--- Start ---

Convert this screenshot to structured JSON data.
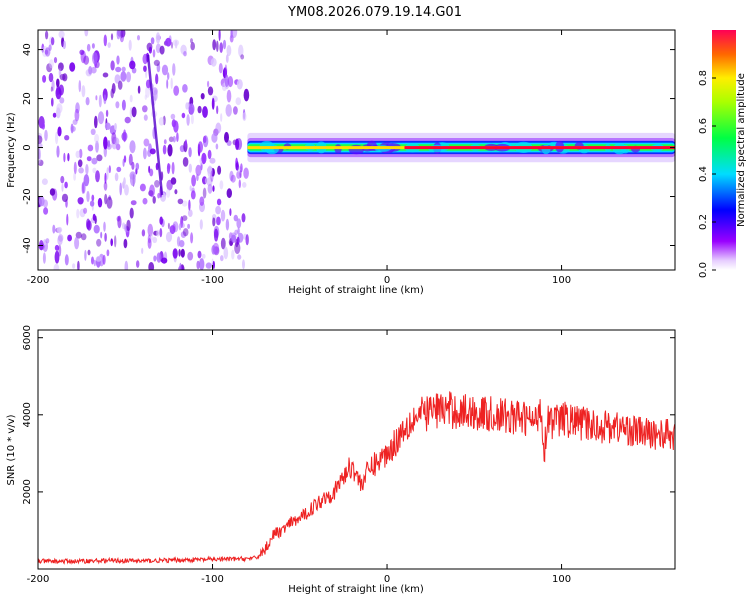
{
  "figure_title": "YM08.2026.079.19.14.G01",
  "colors": {
    "snr_line": "#ee2222",
    "axis": "#000000",
    "background": "#ffffff"
  },
  "chart_data": [
    {
      "type": "heatmap",
      "name": "spectrogram",
      "xlabel": "Height of straight line (km)",
      "ylabel": "Frequency (Hz)",
      "xlim": [
        -200,
        165
      ],
      "ylim": [
        -50,
        48
      ],
      "xticks": [
        -200,
        -100,
        0,
        100
      ],
      "xtick_labels": [
        "-200",
        "-100",
        "0",
        "100"
      ],
      "yticks": [
        -40,
        -20,
        0,
        20,
        40
      ],
      "ytick_labels": [
        "-40",
        "-20",
        "0",
        "20",
        "40"
      ],
      "noise_region_x": [
        -200,
        -80
      ],
      "signal_band_x": [
        -80,
        165
      ],
      "signal_band_center_hz": 0,
      "signal_band_halfwidth_hz": 3,
      "colorbar": {
        "label": "Normalized spectral amplitude",
        "range": [
          0,
          1
        ],
        "ticks": [
          0.0,
          0.2,
          0.4,
          0.6,
          0.8
        ],
        "tick_labels": [
          "0.0",
          "0.2",
          "0.4",
          "0.6",
          "0.8"
        ]
      }
    },
    {
      "type": "line",
      "name": "snr",
      "xlabel": "Height of straight line (km)",
      "ylabel": "SNR (10 * v/v)",
      "xlim": [
        -200,
        165
      ],
      "ylim": [
        0,
        6200
      ],
      "xticks": [
        -200,
        -100,
        0,
        100
      ],
      "xtick_labels": [
        "-200",
        "-100",
        "0",
        "100"
      ],
      "yticks": [
        2000,
        4000,
        6000
      ],
      "ytick_labels": [
        "2000",
        "4000",
        "6000"
      ],
      "series": [
        {
          "name": "SNR",
          "x": [
            -200,
            -180,
            -160,
            -140,
            -120,
            -100,
            -85,
            -75,
            -70,
            -65,
            -60,
            -55,
            -50,
            -45,
            -40,
            -35,
            -30,
            -25,
            -20,
            -15,
            -10,
            -5,
            0,
            5,
            10,
            15,
            20,
            25,
            30,
            40,
            50,
            60,
            70,
            80,
            85,
            88,
            90,
            92,
            95,
            100,
            110,
            120,
            130,
            140,
            150,
            160,
            165
          ],
          "values": [
            200,
            200,
            220,
            210,
            230,
            250,
            260,
            280,
            500,
            900,
            1000,
            1200,
            1300,
            1500,
            1700,
            1900,
            2000,
            2400,
            2700,
            2200,
            2600,
            2800,
            3000,
            3300,
            3700,
            3900,
            4000,
            4100,
            4150,
            4100,
            4050,
            4000,
            3950,
            3900,
            3800,
            4300,
            3000,
            4000,
            3800,
            3900,
            3800,
            3700,
            3700,
            3600,
            3500,
            3500,
            3450
          ]
        }
      ]
    }
  ]
}
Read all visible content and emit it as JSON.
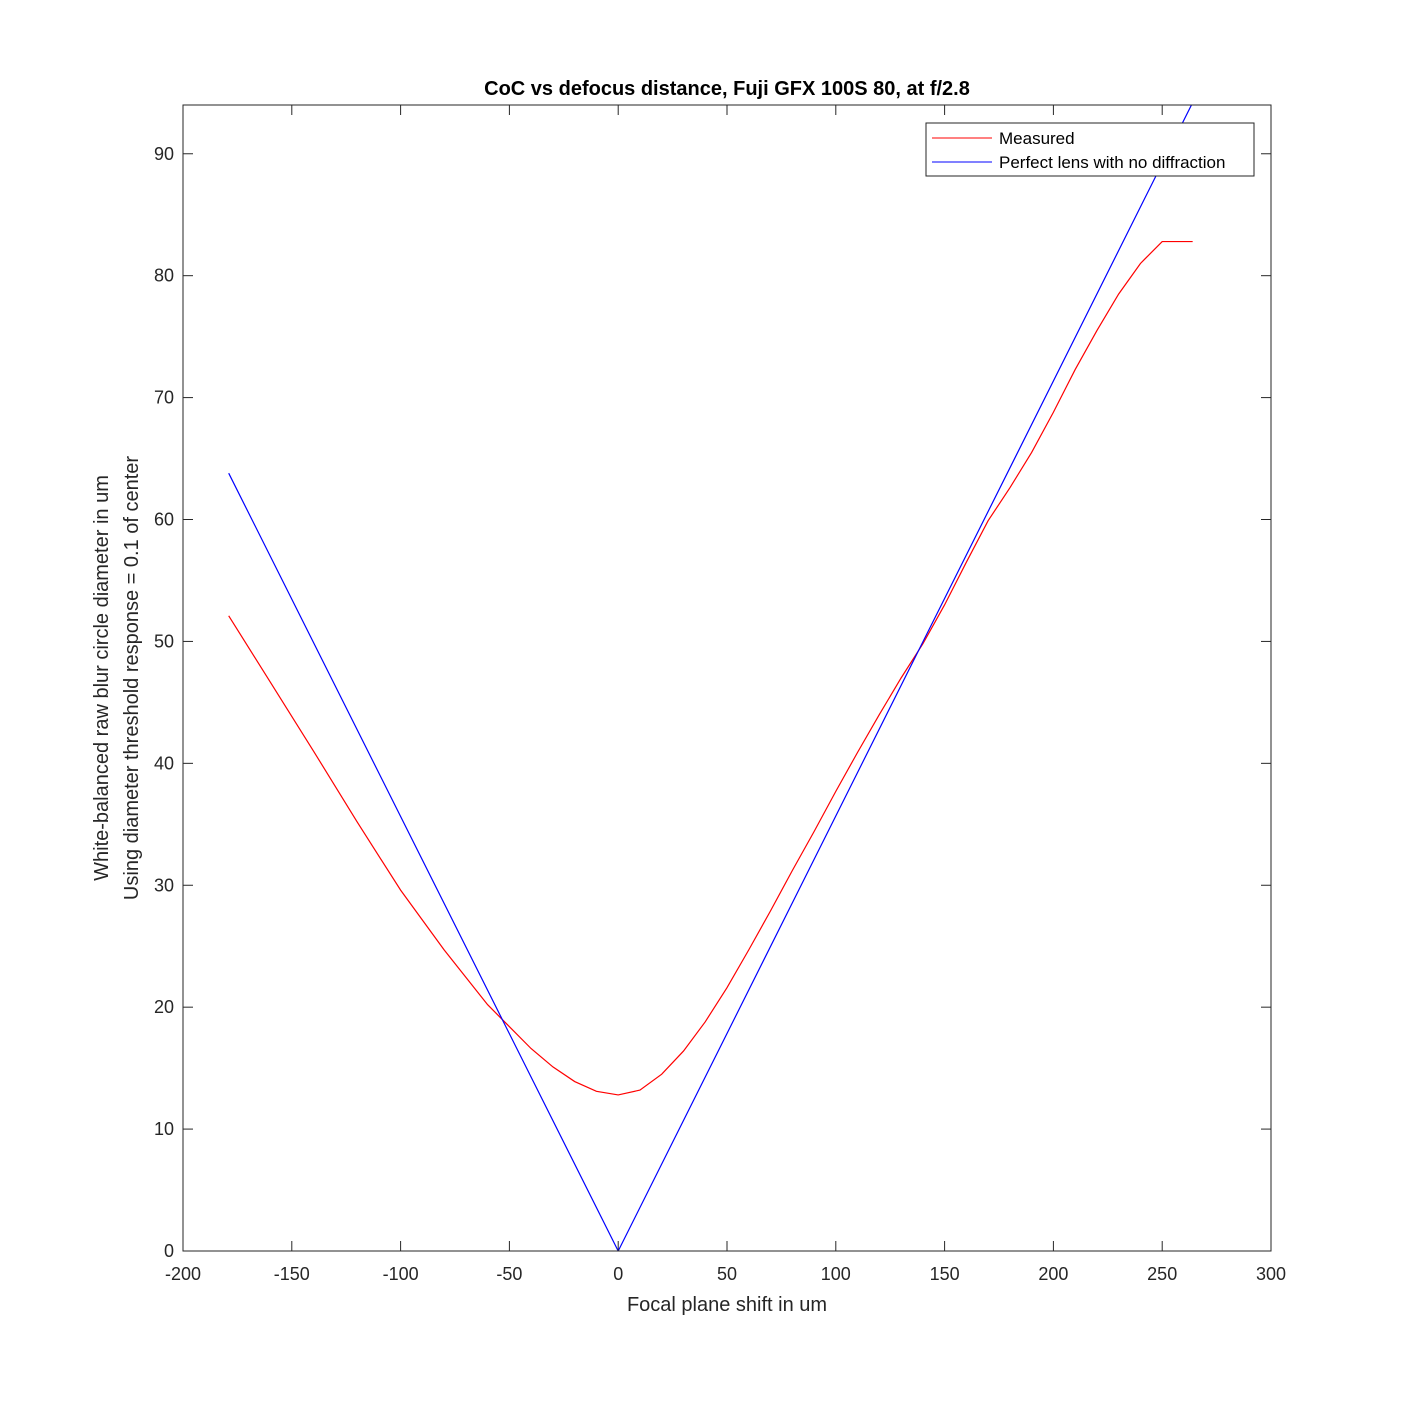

--- End ---

SHORT PROBLEM: A faithful copy of the records above is needed, with the pictures left out.

ANSWER TO THIS EXERCISE:
Convert this screenshot to structured JSON data.
{
  "figure_title": "YM08.2026.079.19.14.G01",
  "colors": {
    "snr_line": "#ee2222",
    "axis": "#000000",
    "background": "#ffffff"
  },
  "chart_data": [
    {
      "type": "heatmap",
      "name": "spectrogram",
      "xlabel": "Height of straight line (km)",
      "ylabel": "Frequency (Hz)",
      "xlim": [
        -200,
        165
      ],
      "ylim": [
        -50,
        48
      ],
      "xticks": [
        -200,
        -100,
        0,
        100
      ],
      "xtick_labels": [
        "-200",
        "-100",
        "0",
        "100"
      ],
      "yticks": [
        -40,
        -20,
        0,
        20,
        40
      ],
      "ytick_labels": [
        "-40",
        "-20",
        "0",
        "20",
        "40"
      ],
      "noise_region_x": [
        -200,
        -80
      ],
      "signal_band_x": [
        -80,
        165
      ],
      "signal_band_center_hz": 0,
      "signal_band_halfwidth_hz": 3,
      "colorbar": {
        "label": "Normalized spectral amplitude",
        "range": [
          0,
          1
        ],
        "ticks": [
          0.0,
          0.2,
          0.4,
          0.6,
          0.8
        ],
        "tick_labels": [
          "0.0",
          "0.2",
          "0.4",
          "0.6",
          "0.8"
        ]
      }
    },
    {
      "type": "line",
      "name": "snr",
      "xlabel": "Height of straight line (km)",
      "ylabel": "SNR (10 * v/v)",
      "xlim": [
        -200,
        165
      ],
      "ylim": [
        0,
        6200
      ],
      "xticks": [
        -200,
        -100,
        0,
        100
      ],
      "xtick_labels": [
        "-200",
        "-100",
        "0",
        "100"
      ],
      "yticks": [
        2000,
        4000,
        6000
      ],
      "ytick_labels": [
        "2000",
        "4000",
        "6000"
      ],
      "series": [
        {
          "name": "SNR",
          "x": [
            -200,
            -180,
            -160,
            -140,
            -120,
            -100,
            -85,
            -75,
            -70,
            -65,
            -60,
            -55,
            -50,
            -45,
            -40,
            -35,
            -30,
            -25,
            -20,
            -15,
            -10,
            -5,
            0,
            5,
            10,
            15,
            20,
            25,
            30,
            40,
            50,
            60,
            70,
            80,
            85,
            88,
            90,
            92,
            95,
            100,
            110,
            120,
            130,
            140,
            150,
            160,
            165
          ],
          "values": [
            200,
            200,
            220,
            210,
            230,
            250,
            260,
            280,
            500,
            900,
            1000,
            1200,
            1300,
            1500,
            1700,
            1900,
            2000,
            2400,
            2700,
            2200,
            2600,
            2800,
            3000,
            3300,
            3700,
            3900,
            4000,
            4100,
            4150,
            4100,
            4050,
            4000,
            3950,
            3900,
            3800,
            4300,
            3000,
            4000,
            3800,
            3900,
            3800,
            3700,
            3700,
            3600,
            3500,
            3500,
            3450
          ]
        }
      ]
    }
  ]
}
Read all visible content and emit it as JSON.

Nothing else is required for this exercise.